● **EXTRAIT PROPOSÉ**

==================================================

Adaptation du roman de Vautrin, cet album en 4 parties se déroule pendant La Commune, ces deux mois où le peuple de Paris s'est révolté contre le gouvernement et a fait l'expérience de l'autogestion.
Et c'est un grand paradoxe que cette partie de l'histoire de France qui brille comme un flambeau, ces quelques jours qui illuminent d'espoir les différents peuples, soient reconstitués d'une façon aussi terne et laide. Les dessins noirs et blancs de Tardi ne sont pas d'une grande beauté, loin de là. bien entendu, la laideur faisait partie du monde parisien de cette époque, mais pourquoi un univers aussi glauque, grisâtre et repoussant ? Pourquoi empêtrer cette histoire dans le monde du crime et de la violence ? Pourquoi cette absence d'espoir dès les premières pages ? Jamais on ne ressent le formidable élan provoqué par ces révoltés. Jamais on n'éprouve l'extraordinaire énergie de cette insurrection. Tout est perdu dans un rythme trop lent, un album trop bavard, des histoires disparates trop longues et des dessins mal foutus.

==================================================

● **DONNÉES FOURNIES**
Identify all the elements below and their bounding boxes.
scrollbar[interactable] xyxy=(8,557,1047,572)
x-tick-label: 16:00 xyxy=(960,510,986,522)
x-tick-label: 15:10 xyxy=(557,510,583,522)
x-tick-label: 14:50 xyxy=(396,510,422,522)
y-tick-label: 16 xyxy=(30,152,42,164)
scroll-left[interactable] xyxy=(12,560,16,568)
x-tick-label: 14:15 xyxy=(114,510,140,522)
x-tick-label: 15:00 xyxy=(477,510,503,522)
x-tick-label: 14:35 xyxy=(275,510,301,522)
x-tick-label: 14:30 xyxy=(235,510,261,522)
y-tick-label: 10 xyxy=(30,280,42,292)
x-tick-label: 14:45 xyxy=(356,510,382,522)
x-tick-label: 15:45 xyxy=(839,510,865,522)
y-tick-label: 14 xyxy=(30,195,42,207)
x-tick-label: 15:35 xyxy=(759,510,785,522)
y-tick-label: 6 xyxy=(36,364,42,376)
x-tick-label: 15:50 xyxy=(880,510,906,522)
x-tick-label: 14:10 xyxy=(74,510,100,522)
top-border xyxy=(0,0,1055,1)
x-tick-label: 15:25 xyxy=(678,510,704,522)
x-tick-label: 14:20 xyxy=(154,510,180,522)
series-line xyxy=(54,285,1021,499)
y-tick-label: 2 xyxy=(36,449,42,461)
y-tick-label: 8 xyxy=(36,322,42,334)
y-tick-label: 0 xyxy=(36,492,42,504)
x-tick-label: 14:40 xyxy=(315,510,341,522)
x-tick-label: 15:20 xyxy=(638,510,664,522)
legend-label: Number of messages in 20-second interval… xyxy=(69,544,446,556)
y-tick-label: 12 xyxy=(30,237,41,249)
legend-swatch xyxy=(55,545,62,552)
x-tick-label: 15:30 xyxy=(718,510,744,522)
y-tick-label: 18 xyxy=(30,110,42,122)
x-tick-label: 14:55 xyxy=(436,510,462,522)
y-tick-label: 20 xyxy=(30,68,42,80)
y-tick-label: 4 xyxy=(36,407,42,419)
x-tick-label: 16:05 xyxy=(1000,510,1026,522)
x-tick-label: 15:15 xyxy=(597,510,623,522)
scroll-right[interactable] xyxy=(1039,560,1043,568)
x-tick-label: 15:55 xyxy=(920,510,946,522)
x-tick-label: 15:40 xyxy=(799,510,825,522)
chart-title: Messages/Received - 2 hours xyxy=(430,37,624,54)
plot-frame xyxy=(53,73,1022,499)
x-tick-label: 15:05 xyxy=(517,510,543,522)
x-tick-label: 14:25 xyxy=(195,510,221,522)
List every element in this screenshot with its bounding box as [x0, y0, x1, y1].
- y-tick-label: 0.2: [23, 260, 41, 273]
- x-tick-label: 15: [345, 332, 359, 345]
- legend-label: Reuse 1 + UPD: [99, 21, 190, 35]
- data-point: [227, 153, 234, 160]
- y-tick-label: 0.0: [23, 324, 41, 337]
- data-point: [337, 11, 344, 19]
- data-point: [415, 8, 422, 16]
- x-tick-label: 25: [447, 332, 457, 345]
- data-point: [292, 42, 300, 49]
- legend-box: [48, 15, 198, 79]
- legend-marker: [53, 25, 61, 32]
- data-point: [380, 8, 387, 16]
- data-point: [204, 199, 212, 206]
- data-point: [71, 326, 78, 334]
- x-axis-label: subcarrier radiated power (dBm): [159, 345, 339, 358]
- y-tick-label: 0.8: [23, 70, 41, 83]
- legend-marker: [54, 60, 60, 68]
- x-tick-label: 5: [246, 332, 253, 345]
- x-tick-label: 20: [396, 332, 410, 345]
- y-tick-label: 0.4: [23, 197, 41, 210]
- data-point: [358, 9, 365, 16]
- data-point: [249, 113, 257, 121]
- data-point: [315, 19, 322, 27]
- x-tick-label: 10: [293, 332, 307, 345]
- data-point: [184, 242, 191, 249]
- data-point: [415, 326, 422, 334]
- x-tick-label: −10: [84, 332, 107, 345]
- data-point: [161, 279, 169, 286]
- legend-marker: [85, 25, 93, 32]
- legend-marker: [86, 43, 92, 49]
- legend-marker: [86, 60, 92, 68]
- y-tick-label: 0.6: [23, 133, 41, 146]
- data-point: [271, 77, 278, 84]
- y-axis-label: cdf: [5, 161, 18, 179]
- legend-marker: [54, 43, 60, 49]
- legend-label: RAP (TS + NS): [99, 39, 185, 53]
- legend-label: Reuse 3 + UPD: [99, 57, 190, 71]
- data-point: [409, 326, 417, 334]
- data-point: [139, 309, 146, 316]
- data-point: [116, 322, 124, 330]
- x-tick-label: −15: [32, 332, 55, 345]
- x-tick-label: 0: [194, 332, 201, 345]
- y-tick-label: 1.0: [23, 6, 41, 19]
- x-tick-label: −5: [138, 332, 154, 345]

==================================================

● **CONSIGNE**
Pourriez-vous prolonger la critique de l'album de Tardi sur la Commune en reprenant juste après sa dernière phrase ?

● **PRODUCTION ATTENDUE**
Car le livre ne se contente pas de raconter l'histoire de La Commune. Il multiplie les personnages, chacun ayant son histoire perso (des anecdotes qui se rejoignent à certains moments). C'est organisé comme un roman d'Alexandre Dumas, le génie narratif en moins.
Car je me suis ennuyé ferme sur cet album !
Le seul véritable avantage que j'ai trouvé dans ce livre, c'est l'utilisation de l'argot. Pour moi, c'est toujours un plaisir de lire cette langue.
Sinon... Ben, ça m'a donné envie de lire le roman de Vautrin.